Start of Data in this exercise

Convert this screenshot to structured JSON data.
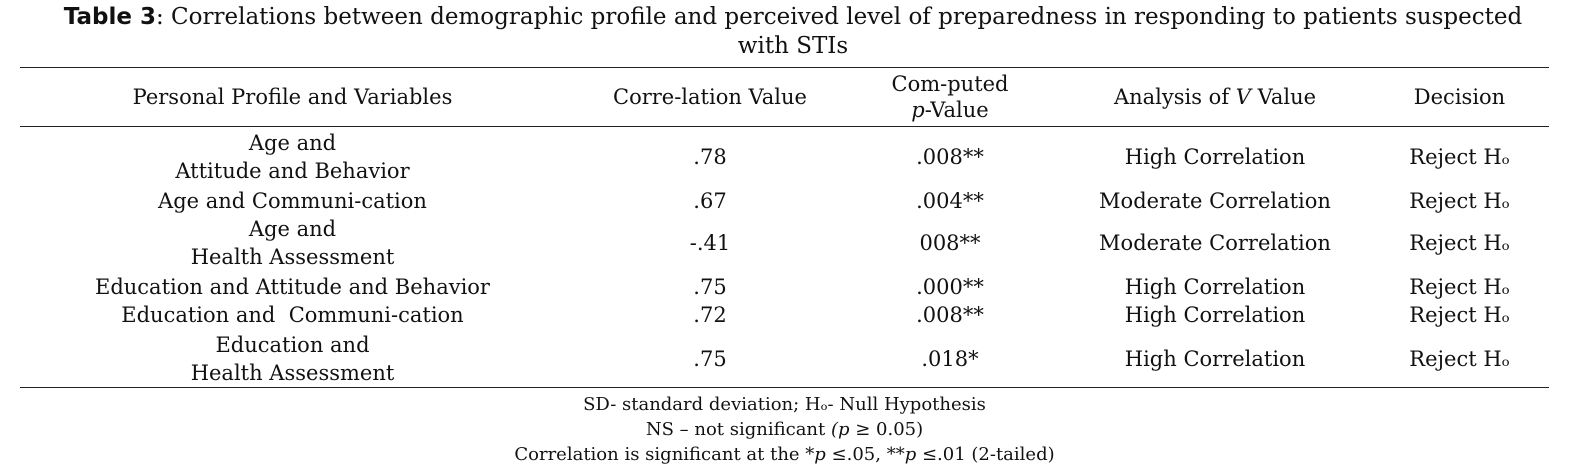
{
  "caption": {
    "label": "Table 3",
    "text": ": Correlations between demographic profile and perceived level of preparedness in responding to patients suspected with STIs"
  },
  "header": {
    "col1": "Personal Profile and Variables",
    "col2": "Corre-lation Value",
    "col3_line1": "Com-puted",
    "col3_italic": "p",
    "col3_rest": "-Value",
    "col4_pre": "Analysis of ",
    "col4_italic": "V",
    "col4_post": " Value",
    "col5": "Decision"
  },
  "rows": [
    {
      "profile": [
        "Age and",
        "Attitude and Behavior"
      ],
      "corr": ".78",
      "p": ".008**",
      "analysis": "High Correlation",
      "decision": "Reject Hₒ"
    },
    {
      "profile": [
        "Age and Communi-cation"
      ],
      "corr": ".67",
      "p": ".004**",
      "analysis": "Moderate Correlation",
      "decision": "Reject Hₒ"
    },
    {
      "profile": [
        "Age and",
        "Health Assessment"
      ],
      "corr": "-.41",
      "p": "008**",
      "analysis": "Moderate Correlation",
      "decision": "Reject Hₒ"
    },
    {
      "profile": [
        "Education and Attitude and Behavior"
      ],
      "corr": ".75",
      "p": ".000**",
      "analysis": "High Correlation",
      "decision": "Reject Hₒ"
    },
    {
      "profile": [
        "Education and  Communi-cation"
      ],
      "corr": ".72",
      "p": ".008**",
      "analysis": "High Correlation",
      "decision": "Reject Hₒ"
    },
    {
      "profile": [
        "Education and",
        "Health Assessment"
      ],
      "corr": ".75",
      "p": ".018*",
      "analysis": "High Correlation",
      "decision": "Reject Hₒ"
    }
  ],
  "notes": {
    "line1": "SD- standard deviation; Hₒ- Null Hypothesis",
    "line2_pre": "NS – not significant ",
    "line2_italic": "(p",
    "line2_post": " ≥ 0.05)",
    "line3_pre": "Correlation is significant at the *",
    "line3_p1": "p",
    "line3_mid": " ≤.05, **",
    "line3_p2": "p",
    "line3_post": " ≤.01 (2-tailed)"
  }
}
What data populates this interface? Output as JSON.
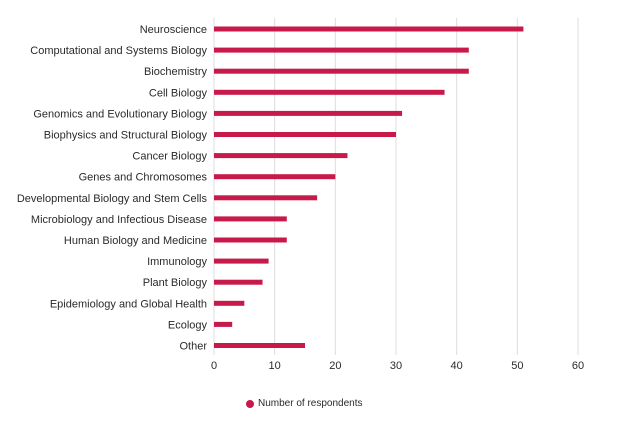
{
  "chart_data": {
    "type": "bar",
    "orientation": "horizontal",
    "categories": [
      "Neuroscience",
      "Computational and Systems Biology",
      "Biochemistry",
      "Cell Biology",
      "Genomics and Evolutionary Biology",
      "Biophysics and Structural Biology",
      "Cancer Biology",
      "Genes and Chromosomes",
      "Developmental Biology and Stem Cells",
      "Microbiology and Infectious Disease",
      "Human Biology and Medicine",
      "Immunology",
      "Plant Biology",
      "Epidemiology and Global Health",
      "Ecology",
      "Other"
    ],
    "series": [
      {
        "name": "Number of respondents",
        "values": [
          51,
          42,
          42,
          38,
          31,
          30,
          22,
          20,
          17,
          12,
          12,
          9,
          8,
          5,
          3,
          15
        ]
      }
    ],
    "xlim": [
      0,
      60
    ],
    "xticks": [
      0,
      10,
      20,
      30,
      40,
      50,
      60
    ],
    "grid": "vertical",
    "legend_position": "bottom",
    "color": "#c8194b"
  }
}
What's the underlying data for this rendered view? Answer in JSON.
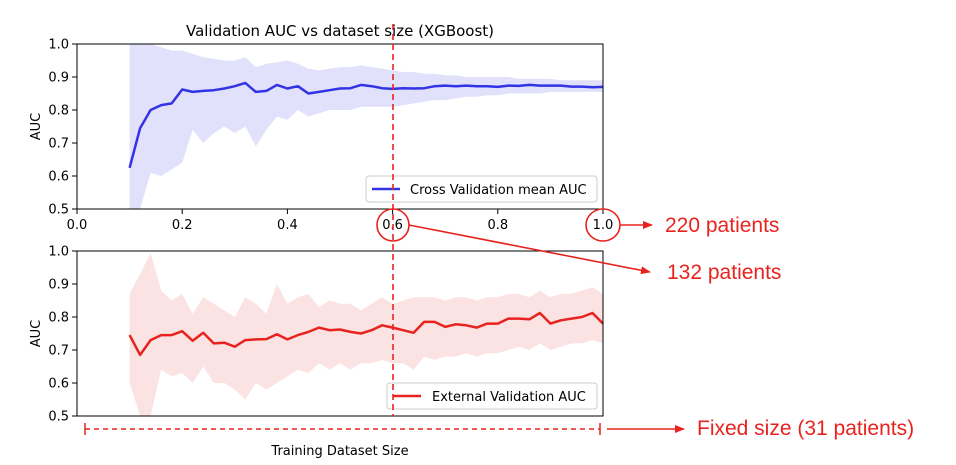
{
  "chart_data": [
    {
      "type": "line",
      "title": "Validation AUC vs dataset size (XGBoost)",
      "ylabel": "AUC",
      "xlim": [
        0.0,
        1.0
      ],
      "ylim": [
        0.5,
        1.0
      ],
      "xticks": [
        "0.0",
        "0.2",
        "0.4",
        "0.6",
        "0.8",
        "1.0"
      ],
      "yticks": [
        "0.5",
        "0.6",
        "0.7",
        "0.8",
        "0.9",
        "1.0"
      ],
      "legend_position": "lower-right",
      "series": [
        {
          "name": "Cross Validation mean AUC",
          "color": "#3333e6",
          "band_color": "#dcdcfb",
          "x": [
            0.1,
            0.12,
            0.14,
            0.16,
            0.18,
            0.2,
            0.22,
            0.24,
            0.26,
            0.28,
            0.3,
            0.32,
            0.34,
            0.36,
            0.38,
            0.4,
            0.42,
            0.44,
            0.46,
            0.48,
            0.5,
            0.52,
            0.54,
            0.56,
            0.58,
            0.6,
            0.62,
            0.64,
            0.66,
            0.68,
            0.7,
            0.72,
            0.74,
            0.76,
            0.78,
            0.8,
            0.82,
            0.84,
            0.86,
            0.88,
            0.9,
            0.92,
            0.94,
            0.96,
            0.98,
            1.0
          ],
          "values": [
            0.625,
            0.745,
            0.8,
            0.815,
            0.82,
            0.862,
            0.855,
            0.858,
            0.86,
            0.865,
            0.872,
            0.882,
            0.855,
            0.858,
            0.876,
            0.865,
            0.872,
            0.85,
            0.855,
            0.86,
            0.865,
            0.866,
            0.876,
            0.872,
            0.866,
            0.864,
            0.866,
            0.865,
            0.866,
            0.872,
            0.874,
            0.872,
            0.874,
            0.872,
            0.872,
            0.87,
            0.874,
            0.873,
            0.876,
            0.874,
            0.874,
            0.874,
            0.871,
            0.871,
            0.869,
            0.87
          ],
          "upper": [
            1.0,
            1.0,
            1.0,
            0.99,
            0.98,
            0.98,
            0.97,
            0.96,
            0.955,
            0.95,
            0.95,
            0.96,
            0.93,
            0.94,
            0.945,
            0.95,
            0.94,
            0.925,
            0.92,
            0.925,
            0.93,
            0.93,
            0.935,
            0.93,
            0.925,
            0.92,
            0.915,
            0.915,
            0.91,
            0.91,
            0.905,
            0.905,
            0.9,
            0.9,
            0.9,
            0.9,
            0.9,
            0.895,
            0.895,
            0.895,
            0.895,
            0.89,
            0.89,
            0.89,
            0.89,
            0.89
          ],
          "lower": [
            0.5,
            0.5,
            0.61,
            0.6,
            0.62,
            0.64,
            0.74,
            0.7,
            0.73,
            0.75,
            0.73,
            0.75,
            0.69,
            0.74,
            0.78,
            0.77,
            0.8,
            0.78,
            0.79,
            0.8,
            0.8,
            0.8,
            0.81,
            0.81,
            0.81,
            0.81,
            0.815,
            0.82,
            0.825,
            0.83,
            0.83,
            0.835,
            0.84,
            0.84,
            0.845,
            0.845,
            0.85,
            0.85,
            0.85,
            0.85,
            0.855,
            0.855,
            0.855,
            0.855,
            0.855,
            0.855
          ]
        }
      ]
    },
    {
      "type": "line",
      "xlabel": "Training Dataset Size",
      "ylabel": "AUC",
      "xlim": [
        0.0,
        1.0
      ],
      "ylim": [
        0.5,
        1.0
      ],
      "yticks": [
        "0.5",
        "0.6",
        "0.7",
        "0.8",
        "0.9",
        "1.0"
      ],
      "legend_position": "lower-right",
      "series": [
        {
          "name": "External Validation AUC",
          "color": "#e8231f",
          "band_color": "#fcdede",
          "x": [
            0.1,
            0.12,
            0.14,
            0.16,
            0.18,
            0.2,
            0.22,
            0.24,
            0.26,
            0.28,
            0.3,
            0.32,
            0.34,
            0.36,
            0.38,
            0.4,
            0.42,
            0.44,
            0.46,
            0.48,
            0.5,
            0.52,
            0.54,
            0.56,
            0.58,
            0.6,
            0.62,
            0.64,
            0.66,
            0.68,
            0.7,
            0.72,
            0.74,
            0.76,
            0.78,
            0.8,
            0.82,
            0.84,
            0.86,
            0.88,
            0.9,
            0.92,
            0.94,
            0.96,
            0.98,
            1.0
          ],
          "values": [
            0.745,
            0.685,
            0.73,
            0.745,
            0.745,
            0.757,
            0.728,
            0.752,
            0.72,
            0.722,
            0.71,
            0.73,
            0.732,
            0.733,
            0.748,
            0.732,
            0.745,
            0.755,
            0.768,
            0.76,
            0.762,
            0.755,
            0.75,
            0.76,
            0.775,
            0.768,
            0.76,
            0.752,
            0.785,
            0.785,
            0.77,
            0.778,
            0.775,
            0.768,
            0.78,
            0.78,
            0.795,
            0.795,
            0.793,
            0.812,
            0.78,
            0.79,
            0.795,
            0.8,
            0.812,
            0.78
          ],
          "upper": [
            0.87,
            0.93,
            0.995,
            0.88,
            0.85,
            0.87,
            0.81,
            0.86,
            0.84,
            0.82,
            0.8,
            0.86,
            0.84,
            0.81,
            0.9,
            0.84,
            0.86,
            0.87,
            0.83,
            0.85,
            0.84,
            0.84,
            0.82,
            0.84,
            0.86,
            0.84,
            0.85,
            0.86,
            0.86,
            0.86,
            0.85,
            0.86,
            0.86,
            0.85,
            0.86,
            0.86,
            0.87,
            0.87,
            0.86,
            0.88,
            0.86,
            0.87,
            0.87,
            0.88,
            0.89,
            0.87
          ],
          "lower": [
            0.6,
            0.5,
            0.5,
            0.64,
            0.62,
            0.63,
            0.6,
            0.65,
            0.6,
            0.6,
            0.58,
            0.55,
            0.6,
            0.58,
            0.6,
            0.62,
            0.64,
            0.63,
            0.66,
            0.64,
            0.66,
            0.64,
            0.66,
            0.66,
            0.67,
            0.66,
            0.66,
            0.64,
            0.68,
            0.67,
            0.68,
            0.68,
            0.69,
            0.68,
            0.69,
            0.69,
            0.7,
            0.71,
            0.7,
            0.72,
            0.7,
            0.71,
            0.72,
            0.72,
            0.73,
            0.72
          ]
        }
      ]
    }
  ],
  "annotations": {
    "label_220": "220 patients",
    "label_132": "132 patients",
    "label_fixed": "Fixed size (31 patients)",
    "marker_x": 0.6,
    "color": "#e8231f"
  }
}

End of Data in this exercise

**Task item:**
Where does the string "Behavior" occur in the listing above? Return every line that contains it.

**Result of this exercise:**
        "Attitude and Behavior"
        "Education and Attitude and Behavior"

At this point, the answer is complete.